── Passage provided
Motivation Behind Creation

This was an experiment to see if a method I'd thought up could achieve the powerful capability of backtracking regex implementations without the exponential-time downside. The result appears to achieve worst-case low polynomial time in relation to the text evaluated.

The line of logic this project was started to test is the following:

According to all sources I've seen on backreferences, a backreference simply looks for the result of the capture group it is bound to. i.e. a regex "(\w*)\1" would match all groupings of the same word twice with no spacing, e.g 'catcat', 'abcabc', etc.

Considering how we would normally construct a DFA, this type of behavior would be impossible; when construction is done, the DFA is static.

capture group      backreference
((a)->(b)->(c)->)->[???????????????]

There is quite literally no way a statically-constructed DFA can determine what a backreference could be, ever, which is especially problematic when you consider that backreferences are very commonly utilized nowadays.
────
── Material shown
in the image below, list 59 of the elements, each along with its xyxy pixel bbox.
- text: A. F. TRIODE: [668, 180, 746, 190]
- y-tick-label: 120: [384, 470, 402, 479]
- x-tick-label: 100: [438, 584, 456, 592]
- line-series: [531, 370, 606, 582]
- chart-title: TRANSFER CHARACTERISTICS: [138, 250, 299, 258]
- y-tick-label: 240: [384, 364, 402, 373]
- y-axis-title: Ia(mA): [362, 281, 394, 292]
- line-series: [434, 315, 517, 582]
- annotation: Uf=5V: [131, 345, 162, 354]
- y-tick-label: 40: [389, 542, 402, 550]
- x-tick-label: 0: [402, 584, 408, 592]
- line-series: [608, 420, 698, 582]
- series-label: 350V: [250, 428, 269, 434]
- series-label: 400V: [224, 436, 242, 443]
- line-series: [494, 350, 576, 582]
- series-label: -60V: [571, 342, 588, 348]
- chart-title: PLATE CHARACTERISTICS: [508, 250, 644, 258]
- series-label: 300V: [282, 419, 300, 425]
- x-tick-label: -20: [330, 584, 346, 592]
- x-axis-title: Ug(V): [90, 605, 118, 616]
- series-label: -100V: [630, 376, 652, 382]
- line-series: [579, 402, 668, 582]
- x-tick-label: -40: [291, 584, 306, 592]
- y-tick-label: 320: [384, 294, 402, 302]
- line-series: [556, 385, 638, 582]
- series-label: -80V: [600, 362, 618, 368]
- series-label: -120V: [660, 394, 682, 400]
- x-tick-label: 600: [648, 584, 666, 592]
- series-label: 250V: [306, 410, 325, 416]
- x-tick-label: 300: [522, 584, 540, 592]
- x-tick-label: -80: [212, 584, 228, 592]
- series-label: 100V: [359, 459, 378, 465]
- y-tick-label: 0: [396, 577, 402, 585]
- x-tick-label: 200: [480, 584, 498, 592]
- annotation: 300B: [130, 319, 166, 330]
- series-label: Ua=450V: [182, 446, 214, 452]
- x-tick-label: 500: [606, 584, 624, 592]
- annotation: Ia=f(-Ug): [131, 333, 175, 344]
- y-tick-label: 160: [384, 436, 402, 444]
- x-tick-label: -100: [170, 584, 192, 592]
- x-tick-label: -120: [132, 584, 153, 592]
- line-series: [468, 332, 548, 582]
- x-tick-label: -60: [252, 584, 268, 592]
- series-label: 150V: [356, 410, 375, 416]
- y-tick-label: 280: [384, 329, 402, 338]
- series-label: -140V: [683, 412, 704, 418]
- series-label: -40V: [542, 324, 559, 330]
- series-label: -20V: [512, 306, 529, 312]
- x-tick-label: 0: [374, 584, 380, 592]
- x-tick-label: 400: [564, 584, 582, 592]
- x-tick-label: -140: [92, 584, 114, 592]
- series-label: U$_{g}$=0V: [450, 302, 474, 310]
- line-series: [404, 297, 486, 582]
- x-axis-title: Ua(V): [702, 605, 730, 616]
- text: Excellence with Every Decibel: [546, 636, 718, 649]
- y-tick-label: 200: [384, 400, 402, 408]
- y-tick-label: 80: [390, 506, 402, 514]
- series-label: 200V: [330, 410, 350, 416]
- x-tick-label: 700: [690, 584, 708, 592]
────
> **What this exercise asks**:
a – Repeat the passage on regex backreferences and DFAs word for word, from start to finish.
b – Convert the listing into a Markdown table with the columns Row and Line. Begin at its first line and continue through the line containing "- x-tick-label: 0: [402, 584, 408, 592]", omitting blank lines.

> **Completed exercise**:
a –
Motivation Behind Creation

This was an experiment to see if a method I'd thought up could achieve the powerful capability of backtracking regex implementations without the exponential-time downside. The result appears to achieve worst-case low polynomial time in relation to the text evaluated.

The line of logic this project was started to test is the following:

According to all sources I've seen on backreferences, a backreference simply looks for the result of the capture group it is bound to. i.e. a regex "(\w*)\1" would match all groupings of the same word twice with no spacing, e.g 'catcat', 'abcabc', etc.

Considering how we would normally construct a DFA, this type of behavior would be impossible; when construction is done, the DFA is static.

capture group      backreference
((a)->(b)->(c)->)->[???????????????]

There is quite literally no way a statically-constructed DFA can determine what a backreference could be, ever, which is especially problematic when you consider that backreferences are very commonly utilized nowadays.

b –
| Row | Line |
|---|---|
| 1 | in the image below, list 59 of the elements, each along with its xyxy pixel bbox. |
| 2 | - text: A. F. TRIODE: [668, 180, 746, 190] |
| 3 | - y-tick-label: 120: [384, 470, 402, 479] |
| 4 | - x-tick-label: 100: [438, 584, 456, 592] |
| 5 | - line-series: [531, 370, 606, 582] |
| 6 | - chart-title: TRANSFER CHARACTERISTICS: [138, 250, 299, 258] |
| 7 | - y-tick-label: 240: [384, 364, 402, 373] |
| 8 | - y-axis-title: Ia(mA): [362, 281, 394, 292] |
| 9 | - line-series: [434, 315, 517, 582] |
| 10 | - annotation: Uf=5V: [131, 345, 162, 354] |
| 11 | - y-tick-label: 40: [389, 542, 402, 550] |
| 12 | - x-tick-label: 0: [402, 584, 408, 592] |